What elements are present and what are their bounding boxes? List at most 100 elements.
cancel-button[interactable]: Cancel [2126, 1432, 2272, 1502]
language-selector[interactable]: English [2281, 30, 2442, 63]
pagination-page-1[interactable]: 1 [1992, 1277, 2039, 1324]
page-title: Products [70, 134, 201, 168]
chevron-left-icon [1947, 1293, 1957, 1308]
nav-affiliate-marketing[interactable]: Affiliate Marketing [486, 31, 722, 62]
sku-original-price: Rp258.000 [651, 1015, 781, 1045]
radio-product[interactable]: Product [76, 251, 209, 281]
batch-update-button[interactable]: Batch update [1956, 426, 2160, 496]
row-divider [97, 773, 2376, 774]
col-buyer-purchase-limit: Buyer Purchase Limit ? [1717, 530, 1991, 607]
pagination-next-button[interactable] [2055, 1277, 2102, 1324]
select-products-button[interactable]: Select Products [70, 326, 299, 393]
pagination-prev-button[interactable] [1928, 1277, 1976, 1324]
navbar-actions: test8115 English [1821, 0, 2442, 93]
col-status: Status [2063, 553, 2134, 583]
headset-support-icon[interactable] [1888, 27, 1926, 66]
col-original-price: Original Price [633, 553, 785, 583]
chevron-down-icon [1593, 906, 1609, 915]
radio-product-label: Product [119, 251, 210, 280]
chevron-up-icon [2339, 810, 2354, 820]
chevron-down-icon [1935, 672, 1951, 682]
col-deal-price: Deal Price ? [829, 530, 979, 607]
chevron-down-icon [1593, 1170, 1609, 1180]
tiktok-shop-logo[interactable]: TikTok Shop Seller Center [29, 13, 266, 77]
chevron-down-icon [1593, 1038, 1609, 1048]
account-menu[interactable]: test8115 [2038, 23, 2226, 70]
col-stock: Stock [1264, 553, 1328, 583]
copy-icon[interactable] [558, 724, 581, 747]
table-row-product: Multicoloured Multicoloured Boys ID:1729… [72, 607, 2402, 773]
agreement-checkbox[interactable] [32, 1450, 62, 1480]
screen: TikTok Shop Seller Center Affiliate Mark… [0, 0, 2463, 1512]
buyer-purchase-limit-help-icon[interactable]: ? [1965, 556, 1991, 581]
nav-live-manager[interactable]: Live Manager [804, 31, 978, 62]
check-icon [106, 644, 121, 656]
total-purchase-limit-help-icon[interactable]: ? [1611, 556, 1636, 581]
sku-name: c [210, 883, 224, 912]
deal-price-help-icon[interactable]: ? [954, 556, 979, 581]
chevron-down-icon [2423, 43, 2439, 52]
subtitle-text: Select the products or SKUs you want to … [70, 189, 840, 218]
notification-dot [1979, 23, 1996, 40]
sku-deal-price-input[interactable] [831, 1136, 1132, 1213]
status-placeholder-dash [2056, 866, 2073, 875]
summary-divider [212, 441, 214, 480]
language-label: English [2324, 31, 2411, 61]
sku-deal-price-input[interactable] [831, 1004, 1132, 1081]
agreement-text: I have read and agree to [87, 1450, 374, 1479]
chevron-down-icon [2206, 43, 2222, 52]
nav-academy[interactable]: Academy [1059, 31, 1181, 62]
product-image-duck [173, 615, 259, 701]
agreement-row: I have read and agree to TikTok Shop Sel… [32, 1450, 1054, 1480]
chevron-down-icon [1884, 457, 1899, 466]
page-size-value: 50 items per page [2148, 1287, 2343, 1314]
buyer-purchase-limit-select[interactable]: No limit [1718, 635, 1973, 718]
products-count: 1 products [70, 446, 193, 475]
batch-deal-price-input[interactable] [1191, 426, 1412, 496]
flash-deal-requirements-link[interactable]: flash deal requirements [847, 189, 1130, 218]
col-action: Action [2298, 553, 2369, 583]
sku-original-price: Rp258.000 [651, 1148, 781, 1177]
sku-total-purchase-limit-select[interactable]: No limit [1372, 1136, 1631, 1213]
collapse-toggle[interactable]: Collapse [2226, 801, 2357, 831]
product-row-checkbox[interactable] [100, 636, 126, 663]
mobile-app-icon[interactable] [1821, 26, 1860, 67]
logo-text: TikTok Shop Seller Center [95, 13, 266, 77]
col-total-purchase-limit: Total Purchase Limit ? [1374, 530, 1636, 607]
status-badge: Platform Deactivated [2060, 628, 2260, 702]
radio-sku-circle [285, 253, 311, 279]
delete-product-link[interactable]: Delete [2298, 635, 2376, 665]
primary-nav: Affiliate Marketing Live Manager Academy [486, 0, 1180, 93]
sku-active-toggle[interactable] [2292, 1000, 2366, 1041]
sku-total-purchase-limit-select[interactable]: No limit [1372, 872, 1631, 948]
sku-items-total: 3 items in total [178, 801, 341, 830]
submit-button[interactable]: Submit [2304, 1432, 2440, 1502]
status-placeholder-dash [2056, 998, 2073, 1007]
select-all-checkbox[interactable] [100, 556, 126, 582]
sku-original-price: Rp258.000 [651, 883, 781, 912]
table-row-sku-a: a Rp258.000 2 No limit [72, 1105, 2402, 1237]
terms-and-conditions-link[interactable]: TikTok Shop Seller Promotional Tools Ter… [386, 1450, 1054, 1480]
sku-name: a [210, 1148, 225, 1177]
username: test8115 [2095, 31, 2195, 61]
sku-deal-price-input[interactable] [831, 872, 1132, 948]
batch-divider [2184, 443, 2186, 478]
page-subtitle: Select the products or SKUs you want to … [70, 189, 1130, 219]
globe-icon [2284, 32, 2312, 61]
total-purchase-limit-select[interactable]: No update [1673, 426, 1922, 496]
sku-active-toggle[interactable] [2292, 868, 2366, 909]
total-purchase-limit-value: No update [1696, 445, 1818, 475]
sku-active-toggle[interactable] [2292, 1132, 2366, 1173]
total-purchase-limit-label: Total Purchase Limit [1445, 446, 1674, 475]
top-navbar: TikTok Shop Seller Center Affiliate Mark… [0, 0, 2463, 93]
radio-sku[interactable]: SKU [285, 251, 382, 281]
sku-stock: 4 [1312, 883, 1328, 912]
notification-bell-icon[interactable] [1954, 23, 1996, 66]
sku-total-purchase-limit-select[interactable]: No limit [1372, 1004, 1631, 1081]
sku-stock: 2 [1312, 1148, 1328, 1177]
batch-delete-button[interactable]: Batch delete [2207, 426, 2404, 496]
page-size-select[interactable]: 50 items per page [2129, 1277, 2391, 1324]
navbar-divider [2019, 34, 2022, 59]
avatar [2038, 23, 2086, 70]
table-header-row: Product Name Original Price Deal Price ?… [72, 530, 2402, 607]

★ ★ ★ ★ ★

* _What you should do_: Rewrite all of the entries above, changing "Batch update" to "Bulk update" and leaving everything else as it is.

* _Task solution_:
What elements are present and what are their bounding boxes? List at most 100 elements.
cancel-button[interactable]: Cancel [2126, 1432, 2272, 1502]
language-selector[interactable]: English [2281, 30, 2442, 63]
pagination-page-1[interactable]: 1 [1992, 1277, 2039, 1324]
page-title: Products [70, 134, 201, 168]
chevron-left-icon [1947, 1293, 1957, 1308]
nav-affiliate-marketing[interactable]: Affiliate Marketing [486, 31, 722, 62]
sku-original-price: Rp258.000 [651, 1015, 781, 1045]
radio-product[interactable]: Product [76, 251, 209, 281]
batch-update-button[interactable]: Bulk update [1956, 426, 2160, 496]
row-divider [97, 773, 2376, 774]
col-buyer-purchase-limit: Buyer Purchase Limit ? [1717, 530, 1991, 607]
pagination-next-button[interactable] [2055, 1277, 2102, 1324]
select-products-button[interactable]: Select Products [70, 326, 299, 393]
pagination-prev-button[interactable] [1928, 1277, 1976, 1324]
navbar-actions: test8115 English [1821, 0, 2442, 93]
col-status: Status [2063, 553, 2134, 583]
headset-support-icon[interactable] [1888, 27, 1926, 66]
col-original-price: Original Price [633, 553, 785, 583]
chevron-down-icon [1593, 906, 1609, 915]
radio-product-label: Product [119, 251, 210, 280]
chevron-up-icon [2339, 810, 2354, 820]
chevron-down-icon [1935, 672, 1951, 682]
col-deal-price: Deal Price ? [829, 530, 979, 607]
chevron-down-icon [1593, 1170, 1609, 1180]
tiktok-shop-logo[interactable]: TikTok Shop Seller Center [29, 13, 266, 77]
chevron-down-icon [1593, 1038, 1609, 1048]
account-menu[interactable]: test8115 [2038, 23, 2226, 70]
col-stock: Stock [1264, 553, 1328, 583]
copy-icon[interactable] [558, 724, 581, 747]
table-row-product: Multicoloured Multicoloured Boys ID:1729… [72, 607, 2402, 773]
agreement-checkbox[interactable] [32, 1450, 62, 1480]
screen: TikTok Shop Seller Center Affiliate Mark… [0, 0, 2463, 1512]
buyer-purchase-limit-help-icon[interactable]: ? [1965, 556, 1991, 581]
nav-live-manager[interactable]: Live Manager [804, 31, 978, 62]
check-icon [106, 644, 121, 656]
total-purchase-limit-help-icon[interactable]: ? [1611, 556, 1636, 581]
sku-name: c [210, 883, 224, 912]
deal-price-help-icon[interactable]: ? [954, 556, 979, 581]
chevron-down-icon [2423, 43, 2439, 52]
subtitle-text: Select the products or SKUs you want to … [70, 189, 840, 218]
notification-dot [1979, 23, 1996, 40]
sku-deal-price-input[interactable] [831, 1136, 1132, 1213]
status-placeholder-dash [2056, 866, 2073, 875]
summary-divider [212, 441, 214, 480]
language-label: English [2324, 31, 2411, 61]
sku-deal-price-input[interactable] [831, 1004, 1132, 1081]
agreement-text: I have read and agree to [87, 1450, 374, 1479]
chevron-down-icon [2206, 43, 2222, 52]
nav-academy[interactable]: Academy [1059, 31, 1181, 62]
product-image-duck [173, 615, 259, 701]
agreement-row: I have read and agree to TikTok Shop Sel… [32, 1450, 1054, 1480]
chevron-down-icon [1884, 457, 1899, 466]
page-size-value: 50 items per page [2148, 1287, 2343, 1314]
buyer-purchase-limit-select[interactable]: No limit [1718, 635, 1973, 718]
products-count: 1 products [70, 446, 193, 475]
batch-deal-price-input[interactable] [1191, 426, 1412, 496]
flash-deal-requirements-link[interactable]: flash deal requirements [847, 189, 1130, 218]
col-action: Action [2298, 553, 2369, 583]
sku-original-price: Rp258.000 [651, 1148, 781, 1177]
sku-total-purchase-limit-select[interactable]: No limit [1372, 1136, 1631, 1213]
collapse-toggle[interactable]: Collapse [2226, 801, 2357, 831]
product-row-checkbox[interactable] [100, 636, 126, 663]
mobile-app-icon[interactable] [1821, 26, 1860, 67]
logo-text: TikTok Shop Seller Center [95, 13, 266, 77]
col-total-purchase-limit: Total Purchase Limit ? [1374, 530, 1636, 607]
status-badge: Platform Deactivated [2060, 628, 2260, 702]
radio-sku-circle [285, 253, 311, 279]
delete-product-link[interactable]: Delete [2298, 635, 2376, 665]
primary-nav: Affiliate Marketing Live Manager Academy [486, 0, 1180, 93]
sku-active-toggle[interactable] [2292, 1000, 2366, 1041]
sku-total-purchase-limit-select[interactable]: No limit [1372, 872, 1631, 948]
sku-items-total: 3 items in total [178, 801, 341, 830]
submit-button[interactable]: Submit [2304, 1432, 2440, 1502]
status-placeholder-dash [2056, 998, 2073, 1007]
select-all-checkbox[interactable] [100, 556, 126, 582]
sku-original-price: Rp258.000 [651, 883, 781, 912]
table-row-sku-a: a Rp258.000 2 No limit [72, 1105, 2402, 1237]
terms-and-conditions-link[interactable]: TikTok Shop Seller Promotional Tools Ter… [386, 1450, 1054, 1480]
sku-name: a [210, 1148, 225, 1177]
username: test8115 [2095, 31, 2195, 61]
sku-deal-price-input[interactable] [831, 872, 1132, 948]
batch-divider [2184, 443, 2186, 478]
page-subtitle: Select the products or SKUs you want to … [70, 189, 1130, 219]
globe-icon [2284, 32, 2312, 61]
total-purchase-limit-select[interactable]: No update [1673, 426, 1922, 496]
sku-active-toggle[interactable] [2292, 868, 2366, 909]
total-purchase-limit-value: No update [1696, 445, 1818, 475]
sku-active-toggle[interactable] [2292, 1132, 2366, 1173]
total-purchase-limit-label: Total Purchase Limit [1445, 446, 1674, 475]
top-navbar: TikTok Shop Seller Center Affiliate Mark… [0, 0, 2463, 93]
radio-sku[interactable]: SKU [285, 251, 382, 281]
sku-stock: 4 [1312, 883, 1328, 912]
notification-bell-icon[interactable] [1954, 23, 1996, 66]
sku-total-purchase-limit-select[interactable]: No limit [1372, 1004, 1631, 1081]
sku-stock: 2 [1312, 1148, 1328, 1177]
batch-delete-button[interactable]: Batch delete [2207, 426, 2404, 496]
page-size-select[interactable]: 50 items per page [2129, 1277, 2391, 1324]
navbar-divider [2019, 34, 2022, 59]
avatar [2038, 23, 2086, 70]
table-header-row: Product Name Original Price Deal Price ?… [72, 530, 2402, 607]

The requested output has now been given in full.